REQUIREMENTS: Repeat exactly the lines below, from the line containing "Extract the structured" through the last line, both included. Leave out any pictures.

THE INPUT:
^^^^^^^^^^^^^^^^

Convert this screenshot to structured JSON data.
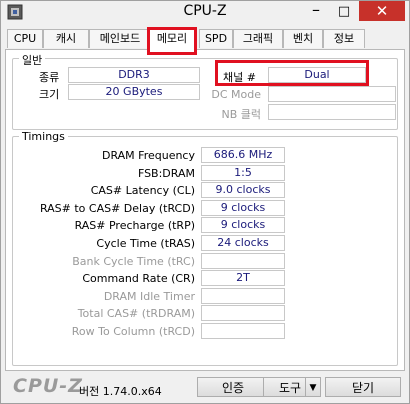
{
  "window": {
    "title": "CPU-Z"
  },
  "tabs": [
    {
      "label": "CPU"
    },
    {
      "label": "캐시"
    },
    {
      "label": "메인보드"
    },
    {
      "label": "메모리"
    },
    {
      "label": "SPD"
    },
    {
      "label": "그래픽"
    },
    {
      "label": "벤치"
    },
    {
      "label": "정보"
    }
  ],
  "general": {
    "legend": "일반",
    "type_label": "종류",
    "type_value": "DDR3",
    "size_label": "크기",
    "size_value": "20 GBytes",
    "channel_label": "채널 #",
    "channel_value": "Dual",
    "dc_mode_label": "DC Mode",
    "dc_mode_value": "",
    "nb_clock_label": "NB 클럭",
    "nb_clock_value": ""
  },
  "timings": {
    "legend": "Timings",
    "rows": [
      {
        "label": "DRAM Frequency",
        "value": "686.6 MHz"
      },
      {
        "label": "FSB:DRAM",
        "value": "1:5"
      },
      {
        "label": "CAS# Latency (CL)",
        "value": "9.0 clocks"
      },
      {
        "label": "RAS# to CAS# Delay (tRCD)",
        "value": "9 clocks"
      },
      {
        "label": "RAS# Precharge (tRP)",
        "value": "9 clocks"
      },
      {
        "label": "Cycle Time (tRAS)",
        "value": "24 clocks"
      },
      {
        "label": "Bank Cycle Time (tRC)",
        "value": ""
      },
      {
        "label": "Command Rate (CR)",
        "value": "2T"
      },
      {
        "label": "DRAM Idle Timer",
        "value": ""
      },
      {
        "label": "Total CAS# (tRDRAM)",
        "value": ""
      },
      {
        "label": "Row To Column (tRCD)",
        "value": ""
      }
    ]
  },
  "footer": {
    "logo": "CPU-Z",
    "version": "버전 1.74.0.x64",
    "validate_label": "인증",
    "tools_label": "도구",
    "close_label": "닫기"
  }
}
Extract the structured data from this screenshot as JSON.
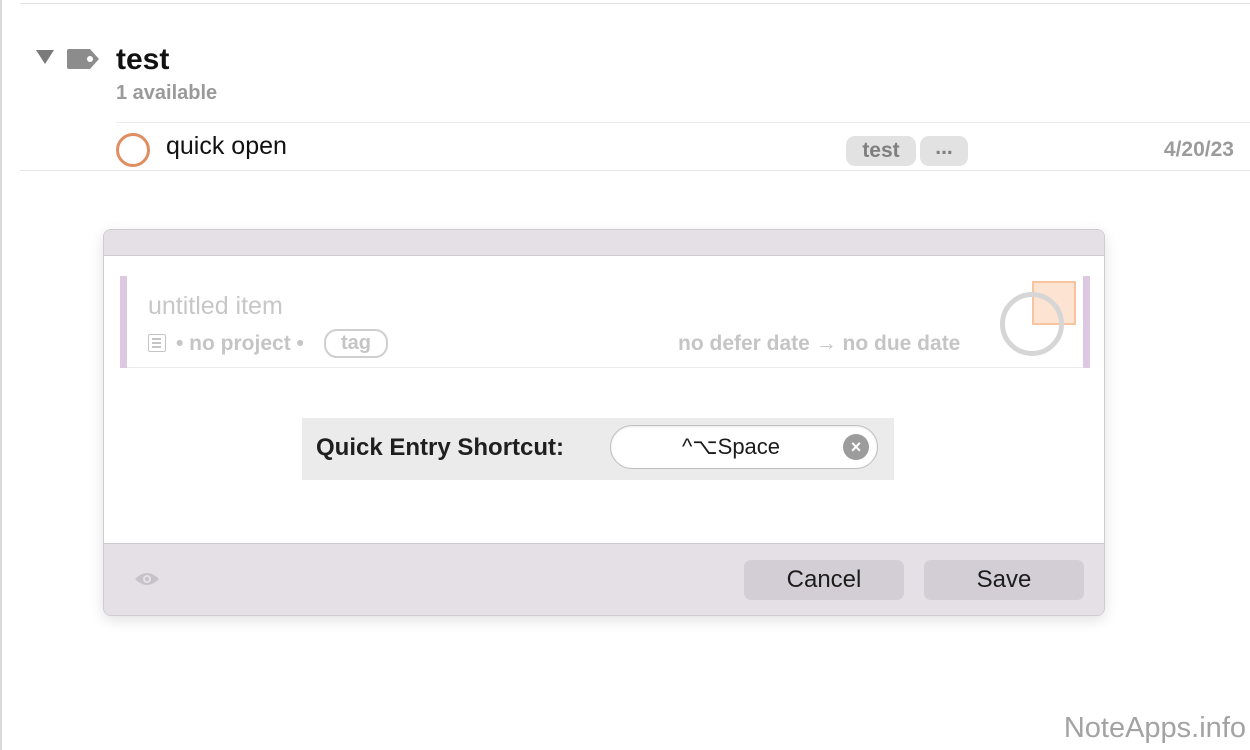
{
  "group": {
    "title": "test",
    "subtitle": "1 available",
    "icon": "tag-icon"
  },
  "task": {
    "title": "quick open",
    "tags": [
      "test",
      "..."
    ],
    "date": "4/20/23",
    "status_color": "#e08e60"
  },
  "dialog": {
    "preview": {
      "title_placeholder": "untitled item",
      "project": "• no project •",
      "tag_placeholder": "tag",
      "dates": "no defer date → no due date"
    },
    "shortcut": {
      "label": "Quick Entry Shortcut:",
      "value": "^⌥Space",
      "clear": "×"
    },
    "buttons": {
      "cancel": "Cancel",
      "save": "Save"
    }
  },
  "watermark": "NoteApps.info"
}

^^^^^^^^^^^^^^^^

THE REPLY:
Extract the structured data from this screenshot as JSON.
{
  "group": {
    "title": "test",
    "subtitle": "1 available",
    "icon": "tag-icon"
  },
  "task": {
    "title": "quick open",
    "tags": [
      "test",
      "..."
    ],
    "date": "4/20/23",
    "status_color": "#e08e60"
  },
  "dialog": {
    "preview": {
      "title_placeholder": "untitled item",
      "project": "• no project •",
      "tag_placeholder": "tag",
      "dates": "no defer date → no due date"
    },
    "shortcut": {
      "label": "Quick Entry Shortcut:",
      "value": "^⌥Space",
      "clear": "×"
    },
    "buttons": {
      "cancel": "Cancel",
      "save": "Save"
    }
  },
  "watermark": "NoteApps.info"
}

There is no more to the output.